[EXERCISE MATERIALS start]

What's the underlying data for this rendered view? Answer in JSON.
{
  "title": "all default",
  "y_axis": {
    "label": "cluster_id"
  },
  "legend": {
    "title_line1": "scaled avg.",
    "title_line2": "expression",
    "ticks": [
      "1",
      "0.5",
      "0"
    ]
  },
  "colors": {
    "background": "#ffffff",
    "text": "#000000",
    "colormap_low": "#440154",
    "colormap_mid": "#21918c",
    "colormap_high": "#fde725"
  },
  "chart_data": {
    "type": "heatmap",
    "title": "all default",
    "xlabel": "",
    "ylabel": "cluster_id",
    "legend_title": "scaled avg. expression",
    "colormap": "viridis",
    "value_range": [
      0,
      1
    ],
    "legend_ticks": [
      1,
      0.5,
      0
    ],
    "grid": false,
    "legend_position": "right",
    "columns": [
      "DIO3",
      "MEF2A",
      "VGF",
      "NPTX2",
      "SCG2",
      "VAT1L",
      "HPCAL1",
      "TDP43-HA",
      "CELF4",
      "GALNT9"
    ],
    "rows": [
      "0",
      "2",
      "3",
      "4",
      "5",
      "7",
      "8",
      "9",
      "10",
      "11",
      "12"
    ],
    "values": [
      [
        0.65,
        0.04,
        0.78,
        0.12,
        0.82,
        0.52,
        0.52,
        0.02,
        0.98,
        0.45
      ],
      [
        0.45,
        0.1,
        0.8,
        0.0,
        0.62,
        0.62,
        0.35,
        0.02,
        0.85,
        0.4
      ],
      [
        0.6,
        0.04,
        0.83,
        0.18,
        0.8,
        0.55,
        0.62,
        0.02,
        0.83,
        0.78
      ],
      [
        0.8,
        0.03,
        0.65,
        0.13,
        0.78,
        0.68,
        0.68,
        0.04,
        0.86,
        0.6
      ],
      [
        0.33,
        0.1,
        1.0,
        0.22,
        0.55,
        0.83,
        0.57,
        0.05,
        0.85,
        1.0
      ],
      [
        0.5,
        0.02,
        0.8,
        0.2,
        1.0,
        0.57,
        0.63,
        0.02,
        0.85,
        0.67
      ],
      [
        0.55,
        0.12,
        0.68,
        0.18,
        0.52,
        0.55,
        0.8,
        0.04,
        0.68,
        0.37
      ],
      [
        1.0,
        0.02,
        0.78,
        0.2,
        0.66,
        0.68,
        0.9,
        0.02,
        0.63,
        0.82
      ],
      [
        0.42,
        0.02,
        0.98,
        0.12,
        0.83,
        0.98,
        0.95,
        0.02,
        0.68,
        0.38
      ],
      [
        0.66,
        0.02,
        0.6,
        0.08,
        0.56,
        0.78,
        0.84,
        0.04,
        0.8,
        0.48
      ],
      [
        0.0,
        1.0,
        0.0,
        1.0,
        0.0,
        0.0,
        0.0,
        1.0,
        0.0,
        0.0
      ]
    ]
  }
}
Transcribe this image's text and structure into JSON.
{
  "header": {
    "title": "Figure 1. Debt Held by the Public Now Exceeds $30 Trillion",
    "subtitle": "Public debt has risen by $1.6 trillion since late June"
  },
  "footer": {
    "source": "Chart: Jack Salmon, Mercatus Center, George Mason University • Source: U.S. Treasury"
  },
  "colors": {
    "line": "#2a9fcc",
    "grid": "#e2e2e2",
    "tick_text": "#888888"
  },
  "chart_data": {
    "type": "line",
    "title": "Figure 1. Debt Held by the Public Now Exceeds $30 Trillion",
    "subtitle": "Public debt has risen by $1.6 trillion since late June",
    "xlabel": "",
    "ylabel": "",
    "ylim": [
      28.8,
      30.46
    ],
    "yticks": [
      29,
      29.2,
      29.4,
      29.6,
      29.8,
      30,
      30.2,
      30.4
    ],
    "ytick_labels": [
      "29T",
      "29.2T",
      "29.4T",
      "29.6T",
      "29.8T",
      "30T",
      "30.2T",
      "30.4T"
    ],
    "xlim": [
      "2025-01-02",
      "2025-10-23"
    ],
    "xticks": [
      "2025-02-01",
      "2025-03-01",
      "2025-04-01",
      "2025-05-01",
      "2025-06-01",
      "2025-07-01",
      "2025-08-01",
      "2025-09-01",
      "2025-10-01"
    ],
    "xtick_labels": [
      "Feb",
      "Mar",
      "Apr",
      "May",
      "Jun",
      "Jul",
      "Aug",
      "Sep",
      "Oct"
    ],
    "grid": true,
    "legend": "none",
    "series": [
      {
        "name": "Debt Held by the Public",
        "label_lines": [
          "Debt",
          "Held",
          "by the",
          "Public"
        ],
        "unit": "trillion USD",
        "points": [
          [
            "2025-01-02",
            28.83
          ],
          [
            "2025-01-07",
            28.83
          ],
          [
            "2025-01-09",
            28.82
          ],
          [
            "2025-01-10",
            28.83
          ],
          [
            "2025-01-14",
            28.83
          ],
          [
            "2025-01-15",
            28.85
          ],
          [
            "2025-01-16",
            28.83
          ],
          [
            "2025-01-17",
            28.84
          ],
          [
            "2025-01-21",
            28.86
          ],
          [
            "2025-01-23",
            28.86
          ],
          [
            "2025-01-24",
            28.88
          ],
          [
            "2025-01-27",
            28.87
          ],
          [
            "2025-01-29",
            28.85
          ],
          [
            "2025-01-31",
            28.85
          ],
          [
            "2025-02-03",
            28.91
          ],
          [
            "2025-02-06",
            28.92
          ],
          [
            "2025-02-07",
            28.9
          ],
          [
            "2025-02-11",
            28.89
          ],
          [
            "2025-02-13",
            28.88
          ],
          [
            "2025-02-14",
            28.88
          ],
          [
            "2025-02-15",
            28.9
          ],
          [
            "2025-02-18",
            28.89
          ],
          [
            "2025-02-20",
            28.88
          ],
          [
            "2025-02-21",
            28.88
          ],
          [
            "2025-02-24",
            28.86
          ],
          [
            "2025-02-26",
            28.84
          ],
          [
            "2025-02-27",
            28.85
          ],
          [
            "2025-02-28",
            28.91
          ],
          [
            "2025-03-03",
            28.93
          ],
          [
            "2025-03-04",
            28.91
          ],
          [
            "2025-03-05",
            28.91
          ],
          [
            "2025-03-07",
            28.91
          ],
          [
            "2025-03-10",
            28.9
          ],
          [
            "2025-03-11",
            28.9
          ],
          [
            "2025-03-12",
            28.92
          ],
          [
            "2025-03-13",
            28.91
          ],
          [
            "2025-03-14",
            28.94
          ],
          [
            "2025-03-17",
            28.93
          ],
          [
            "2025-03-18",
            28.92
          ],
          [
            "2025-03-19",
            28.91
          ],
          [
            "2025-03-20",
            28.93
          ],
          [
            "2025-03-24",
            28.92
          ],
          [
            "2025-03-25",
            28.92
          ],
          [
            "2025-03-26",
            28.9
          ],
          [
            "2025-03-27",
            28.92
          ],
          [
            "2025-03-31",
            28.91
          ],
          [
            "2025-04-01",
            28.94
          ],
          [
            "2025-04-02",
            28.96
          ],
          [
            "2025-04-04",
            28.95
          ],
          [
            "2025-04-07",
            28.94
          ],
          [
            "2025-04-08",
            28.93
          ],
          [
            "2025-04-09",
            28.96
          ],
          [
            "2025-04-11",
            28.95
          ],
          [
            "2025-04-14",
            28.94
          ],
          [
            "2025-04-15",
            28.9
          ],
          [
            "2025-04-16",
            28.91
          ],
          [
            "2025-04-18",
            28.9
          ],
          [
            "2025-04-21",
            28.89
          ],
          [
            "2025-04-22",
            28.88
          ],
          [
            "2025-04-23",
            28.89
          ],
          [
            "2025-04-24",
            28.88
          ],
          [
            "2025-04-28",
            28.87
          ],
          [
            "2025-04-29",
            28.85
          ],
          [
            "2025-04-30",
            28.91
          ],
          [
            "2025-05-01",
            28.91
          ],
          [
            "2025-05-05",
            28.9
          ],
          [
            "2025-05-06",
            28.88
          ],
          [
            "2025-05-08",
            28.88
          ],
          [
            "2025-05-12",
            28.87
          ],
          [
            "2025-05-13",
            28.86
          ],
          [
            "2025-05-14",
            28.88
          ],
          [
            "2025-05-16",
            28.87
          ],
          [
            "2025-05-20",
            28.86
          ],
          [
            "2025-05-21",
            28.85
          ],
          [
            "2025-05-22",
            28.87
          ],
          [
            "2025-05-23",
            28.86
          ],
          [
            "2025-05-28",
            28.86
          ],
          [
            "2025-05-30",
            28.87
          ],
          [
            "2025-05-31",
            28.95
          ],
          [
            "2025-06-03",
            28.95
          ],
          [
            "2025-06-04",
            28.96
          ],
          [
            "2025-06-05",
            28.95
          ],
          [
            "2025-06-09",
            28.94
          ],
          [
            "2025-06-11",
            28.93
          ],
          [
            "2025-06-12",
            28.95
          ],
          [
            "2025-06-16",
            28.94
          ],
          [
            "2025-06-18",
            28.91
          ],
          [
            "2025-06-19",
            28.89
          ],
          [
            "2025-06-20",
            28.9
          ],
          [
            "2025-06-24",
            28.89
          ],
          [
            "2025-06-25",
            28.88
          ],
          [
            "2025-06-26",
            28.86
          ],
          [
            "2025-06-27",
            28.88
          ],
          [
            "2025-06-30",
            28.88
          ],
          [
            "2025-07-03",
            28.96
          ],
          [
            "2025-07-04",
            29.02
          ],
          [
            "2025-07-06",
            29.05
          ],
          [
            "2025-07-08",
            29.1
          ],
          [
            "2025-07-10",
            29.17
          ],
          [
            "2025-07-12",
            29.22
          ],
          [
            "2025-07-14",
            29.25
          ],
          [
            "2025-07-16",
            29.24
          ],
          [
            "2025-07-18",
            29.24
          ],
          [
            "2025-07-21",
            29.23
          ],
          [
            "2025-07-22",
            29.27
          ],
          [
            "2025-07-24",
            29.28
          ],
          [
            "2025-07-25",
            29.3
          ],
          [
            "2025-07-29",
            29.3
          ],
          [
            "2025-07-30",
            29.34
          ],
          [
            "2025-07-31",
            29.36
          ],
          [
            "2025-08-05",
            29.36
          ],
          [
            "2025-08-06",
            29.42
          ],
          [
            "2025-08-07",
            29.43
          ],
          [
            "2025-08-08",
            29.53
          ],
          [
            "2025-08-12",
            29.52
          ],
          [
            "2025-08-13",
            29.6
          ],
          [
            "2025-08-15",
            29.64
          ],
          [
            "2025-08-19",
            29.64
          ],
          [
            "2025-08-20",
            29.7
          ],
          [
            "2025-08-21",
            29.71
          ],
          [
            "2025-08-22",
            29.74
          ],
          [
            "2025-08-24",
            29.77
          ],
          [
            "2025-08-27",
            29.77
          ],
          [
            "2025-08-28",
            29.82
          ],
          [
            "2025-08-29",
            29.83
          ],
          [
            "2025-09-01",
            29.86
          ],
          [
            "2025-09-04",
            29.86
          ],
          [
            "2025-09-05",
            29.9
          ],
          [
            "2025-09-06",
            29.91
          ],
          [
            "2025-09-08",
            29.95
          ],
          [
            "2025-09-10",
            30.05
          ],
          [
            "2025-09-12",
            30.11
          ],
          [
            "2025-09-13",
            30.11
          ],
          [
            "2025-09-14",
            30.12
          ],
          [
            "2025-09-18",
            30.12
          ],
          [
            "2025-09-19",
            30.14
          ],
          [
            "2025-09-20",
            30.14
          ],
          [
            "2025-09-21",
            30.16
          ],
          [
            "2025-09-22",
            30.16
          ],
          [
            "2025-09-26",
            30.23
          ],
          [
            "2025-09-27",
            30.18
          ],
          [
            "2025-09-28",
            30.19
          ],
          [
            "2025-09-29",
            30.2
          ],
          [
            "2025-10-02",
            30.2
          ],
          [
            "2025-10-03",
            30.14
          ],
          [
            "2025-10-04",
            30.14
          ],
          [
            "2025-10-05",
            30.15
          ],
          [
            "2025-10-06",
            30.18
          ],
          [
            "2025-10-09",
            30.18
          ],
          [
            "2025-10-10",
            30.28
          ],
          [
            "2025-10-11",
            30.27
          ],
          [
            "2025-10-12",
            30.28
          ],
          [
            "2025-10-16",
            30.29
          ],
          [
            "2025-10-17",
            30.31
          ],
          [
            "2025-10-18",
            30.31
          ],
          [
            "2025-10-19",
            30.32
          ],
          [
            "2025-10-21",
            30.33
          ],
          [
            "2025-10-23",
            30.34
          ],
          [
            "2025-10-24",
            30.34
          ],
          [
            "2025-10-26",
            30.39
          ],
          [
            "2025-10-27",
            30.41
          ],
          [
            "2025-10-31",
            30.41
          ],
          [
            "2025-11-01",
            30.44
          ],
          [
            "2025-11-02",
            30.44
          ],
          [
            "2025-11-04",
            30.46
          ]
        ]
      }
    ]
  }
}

[EXERCISE MATERIALS end]

* SHORT TASK: Copy all lines from the material that include "JSON".

* TASK RESPONSE:
What's the underlying data for this rendered view? Answer in JSON.
Transcribe this image's text and structure into JSON.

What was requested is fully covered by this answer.